Exercise details:
From the line with "Output the text content of this document." through the final line, please write out the listing exactly, including both of those lines.

* * *

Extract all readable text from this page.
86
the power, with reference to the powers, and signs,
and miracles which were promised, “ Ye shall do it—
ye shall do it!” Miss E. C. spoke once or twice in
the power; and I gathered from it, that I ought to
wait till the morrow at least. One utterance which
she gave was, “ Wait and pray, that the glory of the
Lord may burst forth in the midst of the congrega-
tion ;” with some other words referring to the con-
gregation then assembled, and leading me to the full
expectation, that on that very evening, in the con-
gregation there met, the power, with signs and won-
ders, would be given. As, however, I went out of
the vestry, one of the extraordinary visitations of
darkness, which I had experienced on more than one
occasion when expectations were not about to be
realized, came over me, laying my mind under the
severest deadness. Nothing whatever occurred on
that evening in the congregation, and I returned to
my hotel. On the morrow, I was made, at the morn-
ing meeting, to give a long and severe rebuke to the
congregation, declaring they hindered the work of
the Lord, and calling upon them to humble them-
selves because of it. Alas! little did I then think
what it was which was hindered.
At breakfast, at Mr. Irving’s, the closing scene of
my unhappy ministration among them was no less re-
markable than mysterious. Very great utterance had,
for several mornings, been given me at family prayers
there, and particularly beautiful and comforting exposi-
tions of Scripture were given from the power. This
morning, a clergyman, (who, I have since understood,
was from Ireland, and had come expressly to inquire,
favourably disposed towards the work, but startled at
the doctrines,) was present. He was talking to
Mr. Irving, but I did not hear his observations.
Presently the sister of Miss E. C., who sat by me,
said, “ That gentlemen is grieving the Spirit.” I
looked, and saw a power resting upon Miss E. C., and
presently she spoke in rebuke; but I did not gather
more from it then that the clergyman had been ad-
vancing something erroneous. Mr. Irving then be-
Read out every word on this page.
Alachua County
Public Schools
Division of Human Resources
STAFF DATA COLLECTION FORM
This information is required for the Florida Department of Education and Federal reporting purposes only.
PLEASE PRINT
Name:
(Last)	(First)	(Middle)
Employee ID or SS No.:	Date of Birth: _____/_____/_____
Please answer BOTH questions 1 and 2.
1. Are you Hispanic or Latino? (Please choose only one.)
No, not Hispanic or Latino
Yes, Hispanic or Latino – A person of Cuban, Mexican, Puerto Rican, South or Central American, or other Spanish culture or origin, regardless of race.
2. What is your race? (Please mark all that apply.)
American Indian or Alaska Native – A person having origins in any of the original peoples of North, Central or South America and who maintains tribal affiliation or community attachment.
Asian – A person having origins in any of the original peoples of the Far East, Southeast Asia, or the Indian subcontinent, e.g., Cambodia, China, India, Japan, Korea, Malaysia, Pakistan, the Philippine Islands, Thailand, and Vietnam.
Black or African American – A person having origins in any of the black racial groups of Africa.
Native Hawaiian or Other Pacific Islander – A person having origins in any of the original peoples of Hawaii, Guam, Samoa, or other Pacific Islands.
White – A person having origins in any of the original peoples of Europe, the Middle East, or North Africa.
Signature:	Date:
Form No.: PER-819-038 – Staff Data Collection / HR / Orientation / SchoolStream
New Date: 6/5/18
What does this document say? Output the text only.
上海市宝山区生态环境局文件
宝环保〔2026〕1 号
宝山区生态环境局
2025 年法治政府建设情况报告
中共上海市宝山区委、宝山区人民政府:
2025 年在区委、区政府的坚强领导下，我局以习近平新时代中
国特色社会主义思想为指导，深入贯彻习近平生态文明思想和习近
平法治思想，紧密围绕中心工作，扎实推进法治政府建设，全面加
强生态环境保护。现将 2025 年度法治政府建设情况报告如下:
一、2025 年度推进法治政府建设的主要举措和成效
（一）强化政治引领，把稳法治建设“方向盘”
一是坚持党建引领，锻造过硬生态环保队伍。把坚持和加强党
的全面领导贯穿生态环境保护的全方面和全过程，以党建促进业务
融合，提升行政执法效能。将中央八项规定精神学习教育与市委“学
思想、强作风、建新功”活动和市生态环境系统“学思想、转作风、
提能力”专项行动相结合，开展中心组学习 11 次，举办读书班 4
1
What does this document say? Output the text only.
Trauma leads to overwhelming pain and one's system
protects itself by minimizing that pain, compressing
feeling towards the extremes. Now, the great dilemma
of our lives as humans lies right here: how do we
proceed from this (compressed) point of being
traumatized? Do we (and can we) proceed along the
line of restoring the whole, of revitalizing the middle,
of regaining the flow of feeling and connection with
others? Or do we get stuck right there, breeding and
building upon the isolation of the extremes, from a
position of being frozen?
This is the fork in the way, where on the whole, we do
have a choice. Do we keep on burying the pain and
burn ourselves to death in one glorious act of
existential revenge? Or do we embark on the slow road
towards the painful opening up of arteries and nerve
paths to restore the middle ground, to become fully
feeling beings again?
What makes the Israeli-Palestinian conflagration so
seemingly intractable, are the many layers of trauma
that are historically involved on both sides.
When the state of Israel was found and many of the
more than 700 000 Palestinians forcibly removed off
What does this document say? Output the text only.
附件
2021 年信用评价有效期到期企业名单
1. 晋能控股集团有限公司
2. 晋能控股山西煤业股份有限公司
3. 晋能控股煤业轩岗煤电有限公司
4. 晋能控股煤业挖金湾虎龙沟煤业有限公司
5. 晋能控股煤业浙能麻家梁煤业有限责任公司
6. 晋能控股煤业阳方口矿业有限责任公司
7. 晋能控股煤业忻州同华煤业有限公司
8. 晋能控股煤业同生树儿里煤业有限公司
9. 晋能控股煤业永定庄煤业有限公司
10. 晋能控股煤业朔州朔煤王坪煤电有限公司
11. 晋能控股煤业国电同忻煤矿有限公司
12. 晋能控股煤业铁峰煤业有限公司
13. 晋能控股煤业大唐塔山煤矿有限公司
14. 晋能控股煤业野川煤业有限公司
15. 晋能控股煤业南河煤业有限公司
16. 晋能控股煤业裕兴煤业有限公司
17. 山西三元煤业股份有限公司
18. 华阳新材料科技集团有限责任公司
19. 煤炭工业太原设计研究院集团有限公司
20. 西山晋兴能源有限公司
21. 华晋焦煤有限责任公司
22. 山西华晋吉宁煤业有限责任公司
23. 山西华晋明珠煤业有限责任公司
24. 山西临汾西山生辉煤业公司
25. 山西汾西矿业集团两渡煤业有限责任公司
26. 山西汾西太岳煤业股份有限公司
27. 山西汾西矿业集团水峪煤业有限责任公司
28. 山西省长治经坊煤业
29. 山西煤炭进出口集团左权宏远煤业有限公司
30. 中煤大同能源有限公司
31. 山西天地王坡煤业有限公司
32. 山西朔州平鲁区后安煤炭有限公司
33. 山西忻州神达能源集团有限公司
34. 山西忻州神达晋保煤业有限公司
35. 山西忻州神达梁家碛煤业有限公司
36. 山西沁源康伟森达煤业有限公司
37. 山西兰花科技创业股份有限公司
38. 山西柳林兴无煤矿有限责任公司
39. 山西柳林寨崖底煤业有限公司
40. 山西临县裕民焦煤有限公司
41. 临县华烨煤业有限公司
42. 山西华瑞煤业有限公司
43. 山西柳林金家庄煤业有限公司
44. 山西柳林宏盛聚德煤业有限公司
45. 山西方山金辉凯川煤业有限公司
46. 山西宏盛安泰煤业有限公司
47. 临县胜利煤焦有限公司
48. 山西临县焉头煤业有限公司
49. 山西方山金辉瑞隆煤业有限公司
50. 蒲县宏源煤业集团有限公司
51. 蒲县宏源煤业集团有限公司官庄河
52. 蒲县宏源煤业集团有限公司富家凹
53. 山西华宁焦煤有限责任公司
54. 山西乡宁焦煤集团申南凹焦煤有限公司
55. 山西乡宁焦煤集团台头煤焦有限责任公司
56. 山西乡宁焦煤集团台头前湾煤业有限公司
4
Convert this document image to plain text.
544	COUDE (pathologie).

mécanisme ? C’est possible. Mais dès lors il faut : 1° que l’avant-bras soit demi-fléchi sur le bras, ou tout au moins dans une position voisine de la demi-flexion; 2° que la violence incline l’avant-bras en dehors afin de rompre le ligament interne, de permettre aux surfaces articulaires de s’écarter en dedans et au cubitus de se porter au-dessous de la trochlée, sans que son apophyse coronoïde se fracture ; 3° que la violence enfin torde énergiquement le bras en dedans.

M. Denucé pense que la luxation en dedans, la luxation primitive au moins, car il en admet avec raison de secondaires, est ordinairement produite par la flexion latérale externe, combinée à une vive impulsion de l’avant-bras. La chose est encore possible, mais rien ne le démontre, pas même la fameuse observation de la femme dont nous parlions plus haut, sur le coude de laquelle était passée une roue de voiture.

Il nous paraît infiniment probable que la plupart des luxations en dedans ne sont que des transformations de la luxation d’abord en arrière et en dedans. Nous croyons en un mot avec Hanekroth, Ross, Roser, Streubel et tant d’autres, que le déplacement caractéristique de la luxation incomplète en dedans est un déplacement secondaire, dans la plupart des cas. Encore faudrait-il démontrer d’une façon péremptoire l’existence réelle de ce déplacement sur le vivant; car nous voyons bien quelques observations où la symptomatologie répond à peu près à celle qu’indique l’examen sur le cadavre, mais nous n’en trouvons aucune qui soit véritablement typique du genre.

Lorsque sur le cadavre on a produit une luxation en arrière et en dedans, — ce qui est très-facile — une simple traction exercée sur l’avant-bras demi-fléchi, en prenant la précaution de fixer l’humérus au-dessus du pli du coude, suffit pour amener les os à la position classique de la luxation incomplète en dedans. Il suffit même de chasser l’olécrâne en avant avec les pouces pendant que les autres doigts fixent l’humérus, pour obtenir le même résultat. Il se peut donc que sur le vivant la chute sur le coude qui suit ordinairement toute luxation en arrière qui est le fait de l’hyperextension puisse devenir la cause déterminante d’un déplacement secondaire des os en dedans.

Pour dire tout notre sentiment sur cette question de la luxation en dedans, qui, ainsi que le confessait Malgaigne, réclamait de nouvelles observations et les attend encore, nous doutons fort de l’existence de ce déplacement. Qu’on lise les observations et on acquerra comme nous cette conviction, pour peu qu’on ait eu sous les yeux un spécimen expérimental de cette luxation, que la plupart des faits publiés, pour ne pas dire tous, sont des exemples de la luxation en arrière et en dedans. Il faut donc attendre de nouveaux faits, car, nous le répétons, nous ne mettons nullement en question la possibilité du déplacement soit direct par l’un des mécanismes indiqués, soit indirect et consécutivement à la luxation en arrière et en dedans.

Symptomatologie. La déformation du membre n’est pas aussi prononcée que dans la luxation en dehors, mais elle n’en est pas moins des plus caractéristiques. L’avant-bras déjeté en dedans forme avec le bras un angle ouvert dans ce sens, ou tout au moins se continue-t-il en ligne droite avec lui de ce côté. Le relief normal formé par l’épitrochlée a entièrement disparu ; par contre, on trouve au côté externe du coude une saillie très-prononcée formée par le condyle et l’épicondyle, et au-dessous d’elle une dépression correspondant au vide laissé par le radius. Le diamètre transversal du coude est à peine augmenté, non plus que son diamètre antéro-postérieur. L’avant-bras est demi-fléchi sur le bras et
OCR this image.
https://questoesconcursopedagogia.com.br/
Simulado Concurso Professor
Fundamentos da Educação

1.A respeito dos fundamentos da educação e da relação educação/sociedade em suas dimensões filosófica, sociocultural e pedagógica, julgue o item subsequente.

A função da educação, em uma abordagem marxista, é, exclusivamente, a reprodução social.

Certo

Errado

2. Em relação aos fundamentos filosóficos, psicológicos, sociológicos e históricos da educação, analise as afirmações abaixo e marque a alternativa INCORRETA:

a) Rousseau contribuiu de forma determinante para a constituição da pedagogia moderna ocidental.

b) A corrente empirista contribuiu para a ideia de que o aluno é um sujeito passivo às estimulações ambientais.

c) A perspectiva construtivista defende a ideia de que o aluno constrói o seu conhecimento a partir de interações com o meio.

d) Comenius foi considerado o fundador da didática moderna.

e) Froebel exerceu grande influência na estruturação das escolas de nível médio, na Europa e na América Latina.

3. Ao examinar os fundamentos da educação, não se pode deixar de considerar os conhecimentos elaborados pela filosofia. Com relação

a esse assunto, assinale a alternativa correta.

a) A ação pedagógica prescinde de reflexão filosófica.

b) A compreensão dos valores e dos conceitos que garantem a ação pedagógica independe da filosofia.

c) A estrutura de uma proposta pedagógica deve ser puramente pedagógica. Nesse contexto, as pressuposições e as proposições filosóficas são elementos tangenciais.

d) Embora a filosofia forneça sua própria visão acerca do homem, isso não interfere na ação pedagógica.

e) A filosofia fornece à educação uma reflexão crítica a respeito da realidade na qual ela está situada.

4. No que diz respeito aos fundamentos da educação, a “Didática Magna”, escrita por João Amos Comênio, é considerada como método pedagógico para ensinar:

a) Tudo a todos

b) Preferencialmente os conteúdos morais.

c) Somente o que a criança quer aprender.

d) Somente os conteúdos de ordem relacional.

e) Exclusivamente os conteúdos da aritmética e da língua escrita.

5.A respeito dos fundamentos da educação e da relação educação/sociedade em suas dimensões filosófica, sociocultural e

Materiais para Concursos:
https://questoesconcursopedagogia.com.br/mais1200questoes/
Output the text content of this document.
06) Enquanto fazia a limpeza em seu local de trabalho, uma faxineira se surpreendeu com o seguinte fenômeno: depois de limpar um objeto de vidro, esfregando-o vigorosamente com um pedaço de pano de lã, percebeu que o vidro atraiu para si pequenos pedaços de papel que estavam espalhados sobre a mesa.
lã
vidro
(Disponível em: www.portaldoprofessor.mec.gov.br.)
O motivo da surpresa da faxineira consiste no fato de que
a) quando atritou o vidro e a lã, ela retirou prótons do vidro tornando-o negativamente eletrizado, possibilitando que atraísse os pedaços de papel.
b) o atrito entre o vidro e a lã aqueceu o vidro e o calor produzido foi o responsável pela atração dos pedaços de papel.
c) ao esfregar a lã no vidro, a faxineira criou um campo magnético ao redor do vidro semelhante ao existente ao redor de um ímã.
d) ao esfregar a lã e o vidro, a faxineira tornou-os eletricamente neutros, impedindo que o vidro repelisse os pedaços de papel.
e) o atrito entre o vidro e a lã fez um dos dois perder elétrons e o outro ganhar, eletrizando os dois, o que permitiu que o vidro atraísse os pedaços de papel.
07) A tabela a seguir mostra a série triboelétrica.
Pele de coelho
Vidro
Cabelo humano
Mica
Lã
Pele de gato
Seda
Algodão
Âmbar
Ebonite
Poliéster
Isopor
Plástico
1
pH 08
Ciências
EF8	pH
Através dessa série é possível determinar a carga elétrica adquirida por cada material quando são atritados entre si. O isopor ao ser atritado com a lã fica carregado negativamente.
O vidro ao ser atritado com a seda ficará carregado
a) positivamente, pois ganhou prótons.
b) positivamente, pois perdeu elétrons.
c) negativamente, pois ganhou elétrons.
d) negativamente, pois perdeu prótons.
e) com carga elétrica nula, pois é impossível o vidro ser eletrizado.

* * *

Full answer:
Output the text content of this document.
06) Enquanto fazia a limpeza em seu local de trabalho, uma faxineira se surpreendeu com o seguinte fenômeno: depois de limpar um objeto de vidro, esfregando-o vigorosamente com um pedaço de pano de lã, percebeu que o vidro atraiu para si pequenos pedaços de papel que estavam espalhados sobre a mesa.
lã
vidro
(Disponível em: www.portaldoprofessor.mec.gov.br.)
O motivo da surpresa da faxineira consiste no fato de que
a) quando atritou o vidro e a lã, ela retirou prótons do vidro tornando-o negativamente eletrizado, possibilitando que atraísse os pedaços de papel.
b) o atrito entre o vidro e a lã aqueceu o vidro e o calor produzido foi o responsável pela atração dos pedaços de papel.
c) ao esfregar a lã no vidro, a faxineira criou um campo magnético ao redor do vidro semelhante ao existente ao redor de um ímã.
d) ao esfregar a lã e o vidro, a faxineira tornou-os eletricamente neutros, impedindo que o vidro repelisse os pedaços de papel.
e) o atrito entre o vidro e a lã fez um dos dois perder elétrons e o outro ganhar, eletrizando os dois, o que permitiu que o vidro atraísse os pedaços de papel.
07) A tabela a seguir mostra a série triboelétrica.
Pele de coelho
Vidro
Cabelo humano
Mica
Lã
Pele de gato
Seda
Algodão
Âmbar
Ebonite
Poliéster
Isopor
Plástico
1
pH 08
Ciências
EF8	pH
Através dessa série é possível determinar a carga elétrica adquirida por cada material quando são atritados entre si. O isopor ao ser atritado com a lã fica carregado negativamente.
O vidro ao ser atritado com a seda ficará carregado
a) positivamente, pois ganhou prótons.
b) positivamente, pois perdeu elétrons.
c) negativamente, pois ganhou elétrons.
d) negativamente, pois perdeu prótons.
e) com carga elétrica nula, pois é impossível o vidro ser eletrizado.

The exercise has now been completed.